__Directive__: In the text on the U.S. dollar, write out the part that opens with the words "The dollar index sat" and closes with "in factor orders.", substituting "Department of Labor" for "Labor Department".

__Extract provided__:
-- start --
The U.S. dollar was lower on Tuesday after earlier reaching its highest in around five months, following a new report that showed U.S. job openings held steady at higher levels in February.

The Japanese yen was up at 151.605 per dollar, after earlier dropping to 151.79. It has traded in a tight range since hitting a 34-year low of 151.975 on Wednesday, which spurred Japan to step up warnings of intervention.

The dollar index advanced to 105.1 on Tuesday, its highest since November 14, adding to sharp gains on Monday after U.S. data unexpectedly showed the first expansion in manufacturing since September 2022, causing traders to lower rate bets.

The dollar index sat at 104.81, down 0.181% after a report from the Labor Department showed that job openings rose to 8.756 million on the last day of February, marginally higher than expectations, as traders also digested a February rise in factor orders.
-- end --
__Extracted records__:
-- start --
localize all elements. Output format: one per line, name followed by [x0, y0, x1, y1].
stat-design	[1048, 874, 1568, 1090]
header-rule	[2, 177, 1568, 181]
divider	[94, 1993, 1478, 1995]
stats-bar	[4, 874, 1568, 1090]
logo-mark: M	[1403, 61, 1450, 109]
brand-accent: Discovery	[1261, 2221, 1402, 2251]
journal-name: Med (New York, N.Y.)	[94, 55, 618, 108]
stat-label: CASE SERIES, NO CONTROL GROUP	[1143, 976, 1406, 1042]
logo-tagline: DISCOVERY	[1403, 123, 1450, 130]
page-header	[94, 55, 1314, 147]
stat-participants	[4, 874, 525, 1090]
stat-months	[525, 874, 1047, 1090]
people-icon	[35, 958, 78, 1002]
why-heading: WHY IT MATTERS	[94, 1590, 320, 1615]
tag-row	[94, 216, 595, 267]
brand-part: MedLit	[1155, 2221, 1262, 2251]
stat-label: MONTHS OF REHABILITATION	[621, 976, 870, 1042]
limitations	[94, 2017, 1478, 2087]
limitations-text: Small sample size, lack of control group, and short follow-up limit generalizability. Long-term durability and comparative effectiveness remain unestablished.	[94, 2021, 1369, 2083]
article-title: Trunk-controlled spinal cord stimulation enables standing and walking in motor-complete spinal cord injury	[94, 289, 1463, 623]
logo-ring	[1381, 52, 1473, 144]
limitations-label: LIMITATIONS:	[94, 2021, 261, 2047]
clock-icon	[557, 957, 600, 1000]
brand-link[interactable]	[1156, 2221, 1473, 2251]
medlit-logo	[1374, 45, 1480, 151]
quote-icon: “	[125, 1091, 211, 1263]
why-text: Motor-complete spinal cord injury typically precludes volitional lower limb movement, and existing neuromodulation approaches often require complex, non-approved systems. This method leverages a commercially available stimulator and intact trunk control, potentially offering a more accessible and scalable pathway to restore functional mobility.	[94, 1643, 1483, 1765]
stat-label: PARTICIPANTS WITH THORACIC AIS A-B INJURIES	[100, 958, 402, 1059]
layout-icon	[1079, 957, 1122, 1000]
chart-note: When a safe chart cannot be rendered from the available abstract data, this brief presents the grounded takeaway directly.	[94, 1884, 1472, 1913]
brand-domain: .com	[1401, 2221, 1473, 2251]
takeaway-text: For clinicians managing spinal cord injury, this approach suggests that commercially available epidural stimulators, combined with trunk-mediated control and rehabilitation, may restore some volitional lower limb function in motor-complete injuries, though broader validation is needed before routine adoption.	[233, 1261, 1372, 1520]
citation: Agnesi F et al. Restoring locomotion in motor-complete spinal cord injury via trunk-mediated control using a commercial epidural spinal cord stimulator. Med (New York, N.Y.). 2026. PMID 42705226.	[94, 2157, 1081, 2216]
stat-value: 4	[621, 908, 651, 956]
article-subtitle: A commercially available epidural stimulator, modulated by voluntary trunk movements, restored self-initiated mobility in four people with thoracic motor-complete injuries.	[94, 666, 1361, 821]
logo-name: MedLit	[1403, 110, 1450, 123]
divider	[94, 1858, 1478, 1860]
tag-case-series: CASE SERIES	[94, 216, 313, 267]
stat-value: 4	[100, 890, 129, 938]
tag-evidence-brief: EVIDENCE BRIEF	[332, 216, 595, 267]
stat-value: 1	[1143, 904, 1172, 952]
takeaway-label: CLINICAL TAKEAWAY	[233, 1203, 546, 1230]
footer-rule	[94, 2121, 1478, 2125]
-- end --
__Task answer__:
The dollar index sat at 104.81, down 0.181% after a report from the Department of Labor showed that job openings rose to 8.756 million on the last day of February, marginally higher than expectations, as traders also digested a February rise in factor orders.